- **WHAT YOU HAVE TO DO**: Quote the listing from its first line through the line containing "shape-document[interactable]: 文档: [276, 806, 366, 876]", with both of those lines included.

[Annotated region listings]
□ □ □ □ □

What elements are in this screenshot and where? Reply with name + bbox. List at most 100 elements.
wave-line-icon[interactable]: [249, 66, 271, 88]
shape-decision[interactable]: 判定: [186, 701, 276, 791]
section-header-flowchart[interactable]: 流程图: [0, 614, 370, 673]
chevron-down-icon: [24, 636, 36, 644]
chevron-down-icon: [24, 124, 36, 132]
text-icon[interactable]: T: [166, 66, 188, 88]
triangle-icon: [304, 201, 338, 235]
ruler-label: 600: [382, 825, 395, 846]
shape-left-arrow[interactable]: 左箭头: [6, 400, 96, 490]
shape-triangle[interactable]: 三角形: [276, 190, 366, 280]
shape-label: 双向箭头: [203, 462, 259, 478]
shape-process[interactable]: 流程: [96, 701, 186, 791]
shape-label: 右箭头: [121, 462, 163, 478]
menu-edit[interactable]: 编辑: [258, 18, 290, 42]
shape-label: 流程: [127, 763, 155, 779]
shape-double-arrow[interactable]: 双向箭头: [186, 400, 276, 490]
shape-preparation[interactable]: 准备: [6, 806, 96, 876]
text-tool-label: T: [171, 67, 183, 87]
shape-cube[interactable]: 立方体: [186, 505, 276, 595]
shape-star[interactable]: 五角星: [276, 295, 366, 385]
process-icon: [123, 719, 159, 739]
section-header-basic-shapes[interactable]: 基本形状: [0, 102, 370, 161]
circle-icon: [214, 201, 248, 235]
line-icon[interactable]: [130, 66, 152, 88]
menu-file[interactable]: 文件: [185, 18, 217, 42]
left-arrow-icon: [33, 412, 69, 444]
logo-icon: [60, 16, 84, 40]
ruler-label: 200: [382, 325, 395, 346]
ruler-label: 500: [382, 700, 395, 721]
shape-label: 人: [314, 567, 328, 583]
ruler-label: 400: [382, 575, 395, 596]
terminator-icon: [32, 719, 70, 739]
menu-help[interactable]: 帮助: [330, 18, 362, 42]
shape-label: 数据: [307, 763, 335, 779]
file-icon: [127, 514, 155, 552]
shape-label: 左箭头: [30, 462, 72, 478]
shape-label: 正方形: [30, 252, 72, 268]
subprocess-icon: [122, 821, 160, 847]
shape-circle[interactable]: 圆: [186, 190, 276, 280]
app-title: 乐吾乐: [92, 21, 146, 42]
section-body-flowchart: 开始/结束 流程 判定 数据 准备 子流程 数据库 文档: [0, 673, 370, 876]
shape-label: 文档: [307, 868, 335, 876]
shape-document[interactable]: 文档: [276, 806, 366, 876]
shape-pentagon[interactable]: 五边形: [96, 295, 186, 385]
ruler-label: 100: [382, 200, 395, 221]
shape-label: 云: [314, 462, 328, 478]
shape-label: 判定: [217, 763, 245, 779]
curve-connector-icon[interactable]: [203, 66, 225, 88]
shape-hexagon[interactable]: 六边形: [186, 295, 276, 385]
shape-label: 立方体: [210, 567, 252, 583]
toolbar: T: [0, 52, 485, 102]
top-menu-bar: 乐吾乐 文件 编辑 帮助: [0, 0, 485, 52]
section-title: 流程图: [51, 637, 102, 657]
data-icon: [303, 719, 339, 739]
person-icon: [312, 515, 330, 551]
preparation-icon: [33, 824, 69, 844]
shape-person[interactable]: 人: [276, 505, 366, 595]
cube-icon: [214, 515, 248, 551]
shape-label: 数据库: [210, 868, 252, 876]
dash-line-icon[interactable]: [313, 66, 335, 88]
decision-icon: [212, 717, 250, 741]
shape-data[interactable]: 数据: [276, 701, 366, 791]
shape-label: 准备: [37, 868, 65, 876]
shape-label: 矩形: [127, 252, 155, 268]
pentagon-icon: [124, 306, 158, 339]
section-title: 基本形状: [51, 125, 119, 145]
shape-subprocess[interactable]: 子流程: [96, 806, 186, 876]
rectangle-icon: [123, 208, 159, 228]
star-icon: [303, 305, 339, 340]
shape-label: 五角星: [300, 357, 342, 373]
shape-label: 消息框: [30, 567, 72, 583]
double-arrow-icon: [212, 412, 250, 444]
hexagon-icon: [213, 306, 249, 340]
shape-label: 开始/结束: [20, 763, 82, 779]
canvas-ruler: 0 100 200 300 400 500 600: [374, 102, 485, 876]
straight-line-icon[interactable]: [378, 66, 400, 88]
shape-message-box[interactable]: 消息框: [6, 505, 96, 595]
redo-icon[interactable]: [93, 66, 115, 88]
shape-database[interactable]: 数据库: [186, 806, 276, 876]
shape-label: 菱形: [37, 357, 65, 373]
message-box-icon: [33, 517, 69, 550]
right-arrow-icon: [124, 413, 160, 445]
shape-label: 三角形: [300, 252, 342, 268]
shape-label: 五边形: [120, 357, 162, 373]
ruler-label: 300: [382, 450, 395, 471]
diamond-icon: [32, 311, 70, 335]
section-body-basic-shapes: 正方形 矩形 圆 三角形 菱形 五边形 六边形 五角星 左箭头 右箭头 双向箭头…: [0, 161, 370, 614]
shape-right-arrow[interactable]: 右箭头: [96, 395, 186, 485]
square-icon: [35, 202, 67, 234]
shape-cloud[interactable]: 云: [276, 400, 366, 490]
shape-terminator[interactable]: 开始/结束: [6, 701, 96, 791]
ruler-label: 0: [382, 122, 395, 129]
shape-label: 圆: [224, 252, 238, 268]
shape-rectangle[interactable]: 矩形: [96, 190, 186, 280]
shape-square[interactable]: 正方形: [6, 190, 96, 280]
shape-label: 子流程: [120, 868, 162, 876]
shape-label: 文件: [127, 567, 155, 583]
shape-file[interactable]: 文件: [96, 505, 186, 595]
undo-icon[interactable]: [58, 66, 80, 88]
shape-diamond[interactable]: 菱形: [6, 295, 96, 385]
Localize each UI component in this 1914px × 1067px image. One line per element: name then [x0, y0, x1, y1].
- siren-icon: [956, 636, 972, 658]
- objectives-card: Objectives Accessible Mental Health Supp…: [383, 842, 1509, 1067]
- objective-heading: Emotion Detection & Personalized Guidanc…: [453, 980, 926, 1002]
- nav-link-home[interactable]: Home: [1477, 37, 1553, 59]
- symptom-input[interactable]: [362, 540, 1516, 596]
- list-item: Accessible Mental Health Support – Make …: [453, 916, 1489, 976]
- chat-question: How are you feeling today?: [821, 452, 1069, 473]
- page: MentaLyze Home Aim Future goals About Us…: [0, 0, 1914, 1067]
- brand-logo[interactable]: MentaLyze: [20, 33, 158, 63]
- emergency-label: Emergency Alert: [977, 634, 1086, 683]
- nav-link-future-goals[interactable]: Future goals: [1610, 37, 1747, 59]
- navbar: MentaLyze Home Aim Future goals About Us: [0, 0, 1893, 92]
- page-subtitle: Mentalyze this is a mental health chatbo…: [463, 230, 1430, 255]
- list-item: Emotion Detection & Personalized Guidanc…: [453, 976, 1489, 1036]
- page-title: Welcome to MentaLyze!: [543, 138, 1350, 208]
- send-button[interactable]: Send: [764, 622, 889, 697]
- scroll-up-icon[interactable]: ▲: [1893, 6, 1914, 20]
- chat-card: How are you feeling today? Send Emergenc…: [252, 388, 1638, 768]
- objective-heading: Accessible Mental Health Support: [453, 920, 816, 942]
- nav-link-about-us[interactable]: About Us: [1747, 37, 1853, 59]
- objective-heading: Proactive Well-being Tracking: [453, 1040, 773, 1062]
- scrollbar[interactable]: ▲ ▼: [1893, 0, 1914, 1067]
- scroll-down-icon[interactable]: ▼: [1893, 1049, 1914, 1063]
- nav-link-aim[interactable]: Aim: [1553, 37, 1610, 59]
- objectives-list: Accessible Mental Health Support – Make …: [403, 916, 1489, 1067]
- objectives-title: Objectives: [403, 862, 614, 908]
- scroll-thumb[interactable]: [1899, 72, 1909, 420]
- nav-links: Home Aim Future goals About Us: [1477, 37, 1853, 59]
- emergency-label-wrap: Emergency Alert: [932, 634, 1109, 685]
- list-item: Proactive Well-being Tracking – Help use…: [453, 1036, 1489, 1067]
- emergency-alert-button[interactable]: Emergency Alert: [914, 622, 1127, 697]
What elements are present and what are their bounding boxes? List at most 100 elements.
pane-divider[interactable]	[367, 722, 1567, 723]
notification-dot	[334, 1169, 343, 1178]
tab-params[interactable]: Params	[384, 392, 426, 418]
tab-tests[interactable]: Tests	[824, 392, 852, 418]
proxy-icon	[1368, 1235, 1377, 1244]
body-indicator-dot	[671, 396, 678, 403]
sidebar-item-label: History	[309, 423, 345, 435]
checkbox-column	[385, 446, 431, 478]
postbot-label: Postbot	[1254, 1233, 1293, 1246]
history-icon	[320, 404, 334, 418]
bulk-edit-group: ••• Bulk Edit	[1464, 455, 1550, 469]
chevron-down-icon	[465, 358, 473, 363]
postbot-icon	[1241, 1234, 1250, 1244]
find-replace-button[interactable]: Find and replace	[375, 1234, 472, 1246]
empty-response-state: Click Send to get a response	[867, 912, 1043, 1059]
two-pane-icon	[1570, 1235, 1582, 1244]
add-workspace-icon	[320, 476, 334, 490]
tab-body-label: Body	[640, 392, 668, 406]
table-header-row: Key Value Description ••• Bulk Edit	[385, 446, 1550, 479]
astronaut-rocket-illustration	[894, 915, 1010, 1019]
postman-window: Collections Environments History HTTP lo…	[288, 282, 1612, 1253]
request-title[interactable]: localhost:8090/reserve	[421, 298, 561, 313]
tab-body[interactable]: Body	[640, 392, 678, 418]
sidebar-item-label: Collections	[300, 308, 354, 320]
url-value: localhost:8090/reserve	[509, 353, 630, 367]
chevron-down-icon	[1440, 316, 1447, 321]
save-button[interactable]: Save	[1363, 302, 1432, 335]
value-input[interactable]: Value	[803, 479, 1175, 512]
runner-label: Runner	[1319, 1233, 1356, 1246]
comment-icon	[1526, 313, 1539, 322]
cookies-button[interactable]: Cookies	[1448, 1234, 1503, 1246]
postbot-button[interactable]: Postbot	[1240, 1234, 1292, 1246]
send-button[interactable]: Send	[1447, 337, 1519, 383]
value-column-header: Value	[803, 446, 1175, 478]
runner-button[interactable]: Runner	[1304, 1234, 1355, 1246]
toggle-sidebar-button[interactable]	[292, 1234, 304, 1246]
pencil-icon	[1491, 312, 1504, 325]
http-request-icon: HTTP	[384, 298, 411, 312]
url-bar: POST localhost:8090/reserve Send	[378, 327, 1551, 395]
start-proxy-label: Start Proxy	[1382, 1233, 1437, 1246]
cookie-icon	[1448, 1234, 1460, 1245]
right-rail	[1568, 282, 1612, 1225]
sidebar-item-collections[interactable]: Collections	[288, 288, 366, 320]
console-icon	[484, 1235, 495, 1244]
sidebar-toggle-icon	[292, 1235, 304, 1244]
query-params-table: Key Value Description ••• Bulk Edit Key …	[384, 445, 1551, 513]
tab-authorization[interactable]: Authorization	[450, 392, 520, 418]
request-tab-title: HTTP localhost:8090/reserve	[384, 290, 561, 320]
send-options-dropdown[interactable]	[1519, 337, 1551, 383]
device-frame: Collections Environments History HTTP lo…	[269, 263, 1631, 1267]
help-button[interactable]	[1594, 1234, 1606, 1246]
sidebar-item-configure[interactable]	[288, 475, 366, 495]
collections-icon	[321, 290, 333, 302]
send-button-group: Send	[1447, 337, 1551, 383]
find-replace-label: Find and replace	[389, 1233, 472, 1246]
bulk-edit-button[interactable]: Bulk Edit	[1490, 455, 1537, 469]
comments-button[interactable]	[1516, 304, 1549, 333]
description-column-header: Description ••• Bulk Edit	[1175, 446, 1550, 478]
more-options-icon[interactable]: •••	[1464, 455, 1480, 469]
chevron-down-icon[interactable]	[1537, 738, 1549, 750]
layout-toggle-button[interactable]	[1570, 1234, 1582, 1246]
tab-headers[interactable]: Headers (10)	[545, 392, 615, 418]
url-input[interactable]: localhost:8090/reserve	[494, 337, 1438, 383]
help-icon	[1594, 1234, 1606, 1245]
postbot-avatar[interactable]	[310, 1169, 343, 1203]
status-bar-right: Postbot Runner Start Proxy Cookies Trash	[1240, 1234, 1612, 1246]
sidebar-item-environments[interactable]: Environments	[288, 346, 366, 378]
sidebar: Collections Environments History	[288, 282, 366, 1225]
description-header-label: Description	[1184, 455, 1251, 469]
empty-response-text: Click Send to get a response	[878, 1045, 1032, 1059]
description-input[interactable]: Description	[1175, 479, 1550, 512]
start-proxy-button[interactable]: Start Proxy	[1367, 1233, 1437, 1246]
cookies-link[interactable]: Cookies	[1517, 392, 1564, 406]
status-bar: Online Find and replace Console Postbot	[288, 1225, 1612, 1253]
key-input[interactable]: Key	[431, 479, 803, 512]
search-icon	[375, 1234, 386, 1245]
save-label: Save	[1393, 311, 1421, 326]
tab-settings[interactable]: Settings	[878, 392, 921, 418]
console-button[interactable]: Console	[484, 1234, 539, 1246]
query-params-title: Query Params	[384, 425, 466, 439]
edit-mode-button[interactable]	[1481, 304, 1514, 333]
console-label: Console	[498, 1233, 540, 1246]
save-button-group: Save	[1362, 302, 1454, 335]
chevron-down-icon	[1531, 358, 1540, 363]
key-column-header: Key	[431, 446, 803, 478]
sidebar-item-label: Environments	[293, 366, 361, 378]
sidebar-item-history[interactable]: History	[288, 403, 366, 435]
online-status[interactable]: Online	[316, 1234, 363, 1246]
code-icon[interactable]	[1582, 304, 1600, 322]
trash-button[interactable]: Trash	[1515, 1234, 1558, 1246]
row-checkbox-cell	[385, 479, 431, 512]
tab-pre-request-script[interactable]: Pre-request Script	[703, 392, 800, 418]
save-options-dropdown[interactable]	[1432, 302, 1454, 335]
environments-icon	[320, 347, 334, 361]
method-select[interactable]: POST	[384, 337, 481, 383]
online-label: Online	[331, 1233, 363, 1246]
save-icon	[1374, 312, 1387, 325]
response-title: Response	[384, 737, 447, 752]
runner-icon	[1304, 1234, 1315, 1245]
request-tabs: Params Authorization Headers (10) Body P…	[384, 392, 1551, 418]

□ □ □ □ □

- **FINAL RESULT**:
What elements are in this screenshot and where? Reply with name + bbox. List at most 100 elements.
wave-line-icon[interactable]: [249, 66, 271, 88]
shape-decision[interactable]: 判定: [186, 701, 276, 791]
section-header-flowchart[interactable]: 流程图: [0, 614, 370, 673]
chevron-down-icon: [24, 636, 36, 644]
chevron-down-icon: [24, 124, 36, 132]
text-icon[interactable]: T: [166, 66, 188, 88]
triangle-icon: [304, 201, 338, 235]
ruler-label: 600: [382, 825, 395, 846]
shape-left-arrow[interactable]: 左箭头: [6, 400, 96, 490]
shape-triangle[interactable]: 三角形: [276, 190, 366, 280]
shape-label: 双向箭头: [203, 462, 259, 478]
shape-process[interactable]: 流程: [96, 701, 186, 791]
shape-label: 右箭头: [121, 462, 163, 478]
menu-edit[interactable]: 编辑: [258, 18, 290, 42]
shape-label: 流程: [127, 763, 155, 779]
shape-double-arrow[interactable]: 双向箭头: [186, 400, 276, 490]
shape-preparation[interactable]: 准备: [6, 806, 96, 876]
text-tool-label: T: [171, 67, 183, 87]
shape-cube[interactable]: 立方体: [186, 505, 276, 595]
shape-star[interactable]: 五角星: [276, 295, 366, 385]
process-icon: [123, 719, 159, 739]
section-header-basic-shapes[interactable]: 基本形状: [0, 102, 370, 161]
circle-icon: [214, 201, 248, 235]
line-icon[interactable]: [130, 66, 152, 88]
menu-file[interactable]: 文件: [185, 18, 217, 42]
left-arrow-icon: [33, 412, 69, 444]
logo-icon: [60, 16, 84, 40]
ruler-label: 200: [382, 325, 395, 346]
ruler-label: 500: [382, 700, 395, 721]
shape-label: 人: [314, 567, 328, 583]
ruler-label: 400: [382, 575, 395, 596]
terminator-icon: [32, 719, 70, 739]
menu-help[interactable]: 帮助: [330, 18, 362, 42]
shape-label: 数据: [307, 763, 335, 779]
file-icon: [127, 514, 155, 552]
shape-label: 左箭头: [30, 462, 72, 478]
shape-label: 正方形: [30, 252, 72, 268]
subprocess-icon: [122, 821, 160, 847]
shape-circle[interactable]: 圆: [186, 190, 276, 280]
app-title: 乐吾乐: [92, 21, 146, 42]
section-body-flowchart: 开始/结束 流程 判定 数据 准备 子流程 数据库 文档: [0, 673, 370, 876]
shape-label: 文档: [307, 868, 335, 876]
shape-document[interactable]: 文档: [276, 806, 366, 876]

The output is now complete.